[Records that describe figures]
^^^^^^^^^^^^^^^^

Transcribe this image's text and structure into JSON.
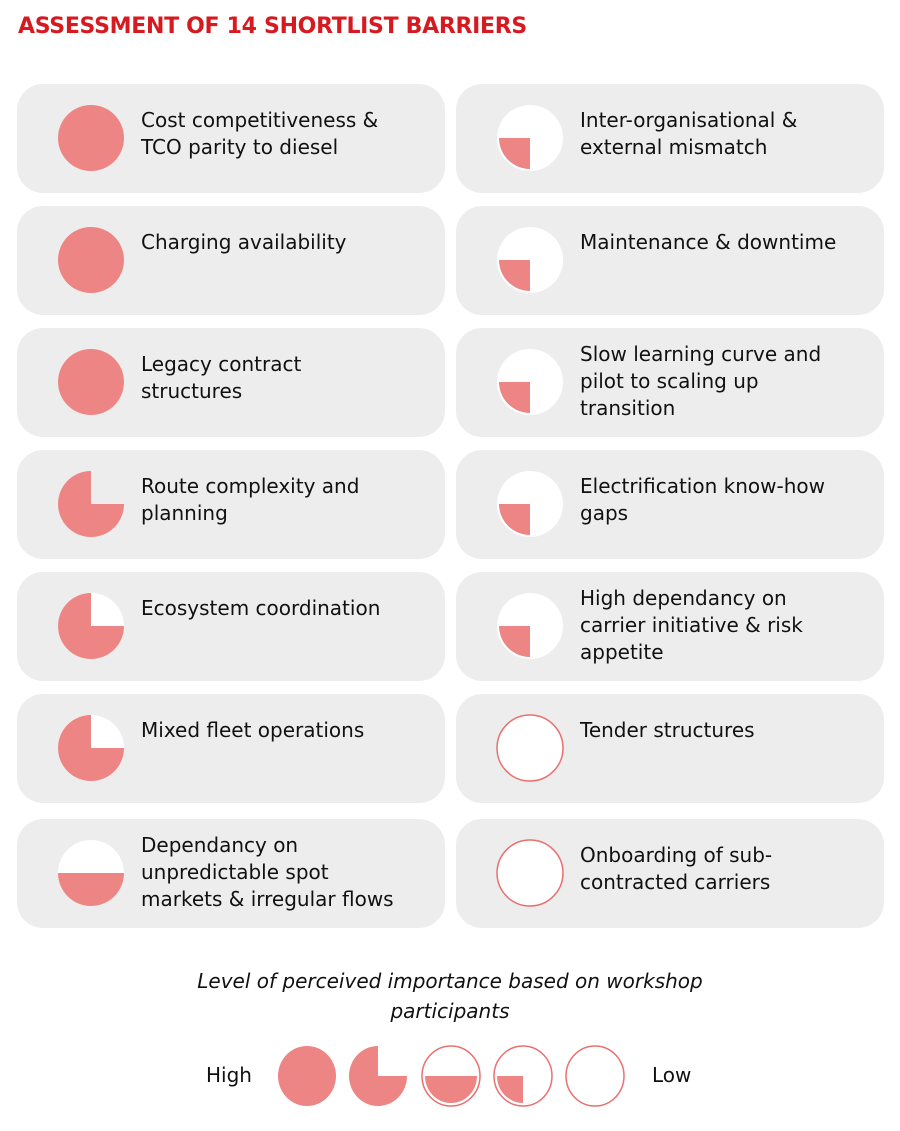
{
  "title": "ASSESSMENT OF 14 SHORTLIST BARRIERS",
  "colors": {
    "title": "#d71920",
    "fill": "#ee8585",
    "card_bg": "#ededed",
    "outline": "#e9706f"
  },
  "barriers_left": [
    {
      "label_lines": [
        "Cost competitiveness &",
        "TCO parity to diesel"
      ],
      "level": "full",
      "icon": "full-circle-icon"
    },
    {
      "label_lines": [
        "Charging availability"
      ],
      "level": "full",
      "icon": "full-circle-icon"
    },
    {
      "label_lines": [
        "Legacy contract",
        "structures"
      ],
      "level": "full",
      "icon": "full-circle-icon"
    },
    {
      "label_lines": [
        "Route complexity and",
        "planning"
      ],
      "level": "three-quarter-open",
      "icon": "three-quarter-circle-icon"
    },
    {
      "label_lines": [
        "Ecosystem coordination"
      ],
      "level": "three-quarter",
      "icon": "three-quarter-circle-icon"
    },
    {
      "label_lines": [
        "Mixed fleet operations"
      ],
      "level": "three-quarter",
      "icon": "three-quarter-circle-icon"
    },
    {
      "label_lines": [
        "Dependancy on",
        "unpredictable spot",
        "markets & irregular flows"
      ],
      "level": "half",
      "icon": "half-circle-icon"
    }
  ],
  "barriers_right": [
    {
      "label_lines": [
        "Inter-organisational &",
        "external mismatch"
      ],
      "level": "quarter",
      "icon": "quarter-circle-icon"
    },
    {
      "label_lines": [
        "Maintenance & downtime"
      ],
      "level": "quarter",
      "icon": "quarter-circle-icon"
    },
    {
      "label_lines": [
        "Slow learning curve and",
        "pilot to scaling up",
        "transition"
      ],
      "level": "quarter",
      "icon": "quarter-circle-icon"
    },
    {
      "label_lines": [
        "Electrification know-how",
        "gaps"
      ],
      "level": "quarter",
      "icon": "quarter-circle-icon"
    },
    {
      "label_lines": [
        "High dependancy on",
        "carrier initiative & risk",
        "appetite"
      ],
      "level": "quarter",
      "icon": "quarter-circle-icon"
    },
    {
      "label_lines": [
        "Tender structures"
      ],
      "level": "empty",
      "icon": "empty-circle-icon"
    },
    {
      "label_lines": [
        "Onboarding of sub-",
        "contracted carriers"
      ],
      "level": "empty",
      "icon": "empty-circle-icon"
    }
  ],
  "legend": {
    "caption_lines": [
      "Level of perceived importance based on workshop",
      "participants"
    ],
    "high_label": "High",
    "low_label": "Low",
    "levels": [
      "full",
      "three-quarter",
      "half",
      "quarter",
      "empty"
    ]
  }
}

^^^^^^^^^^^^^^^^

WHAT IS EXPECTED>
Your task is to copy the entries in full and exactly, without any images.

SOLVED PROBLEM>
Transcribe this image's text and structure into JSON.
{
  "title": "ASSESSMENT OF 14 SHORTLIST BARRIERS",
  "colors": {
    "title": "#d71920",
    "fill": "#ee8585",
    "card_bg": "#ededed",
    "outline": "#e9706f"
  },
  "barriers_left": [
    {
      "label_lines": [
        "Cost competitiveness &",
        "TCO parity to diesel"
      ],
      "level": "full",
      "icon": "full-circle-icon"
    },
    {
      "label_lines": [
        "Charging availability"
      ],
      "level": "full",
      "icon": "full-circle-icon"
    },
    {
      "label_lines": [
        "Legacy contract",
        "structures"
      ],
      "level": "full",
      "icon": "full-circle-icon"
    },
    {
      "label_lines": [
        "Route complexity and",
        "planning"
      ],
      "level": "three-quarter-open",
      "icon": "three-quarter-circle-icon"
    },
    {
      "label_lines": [
        "Ecosystem coordination"
      ],
      "level": "three-quarter",
      "icon": "three-quarter-circle-icon"
    },
    {
      "label_lines": [
        "Mixed fleet operations"
      ],
      "level": "three-quarter",
      "icon": "three-quarter-circle-icon"
    },
    {
      "label_lines": [
        "Dependancy on",
        "unpredictable spot",
        "markets & irregular flows"
      ],
      "level": "half",
      "icon": "half-circle-icon"
    }
  ],
  "barriers_right": [
    {
      "label_lines": [
        "Inter-organisational &",
        "external mismatch"
      ],
      "level": "quarter",
      "icon": "quarter-circle-icon"
    },
    {
      "label_lines": [
        "Maintenance & downtime"
      ],
      "level": "quarter",
      "icon": "quarter-circle-icon"
    },
    {
      "label_lines": [
        "Slow learning curve and",
        "pilot to scaling up",
        "transition"
      ],
      "level": "quarter",
      "icon": "quarter-circle-icon"
    },
    {
      "label_lines": [
        "Electrification know-how",
        "gaps"
      ],
      "level": "quarter",
      "icon": "quarter-circle-icon"
    },
    {
      "label_lines": [
        "High dependancy on",
        "carrier initiative & risk",
        "appetite"
      ],
      "level": "quarter",
      "icon": "quarter-circle-icon"
    },
    {
      "label_lines": [
        "Tender structures"
      ],
      "level": "empty",
      "icon": "empty-circle-icon"
    },
    {
      "label_lines": [
        "Onboarding of sub-",
        "contracted carriers"
      ],
      "level": "empty",
      "icon": "empty-circle-icon"
    }
  ],
  "legend": {
    "caption_lines": [
      "Level of perceived importance based on workshop",
      "participants"
    ],
    "high_label": "High",
    "low_label": "Low",
    "levels": [
      "full",
      "three-quarter",
      "half",
      "quarter",
      "empty"
    ]
  }
}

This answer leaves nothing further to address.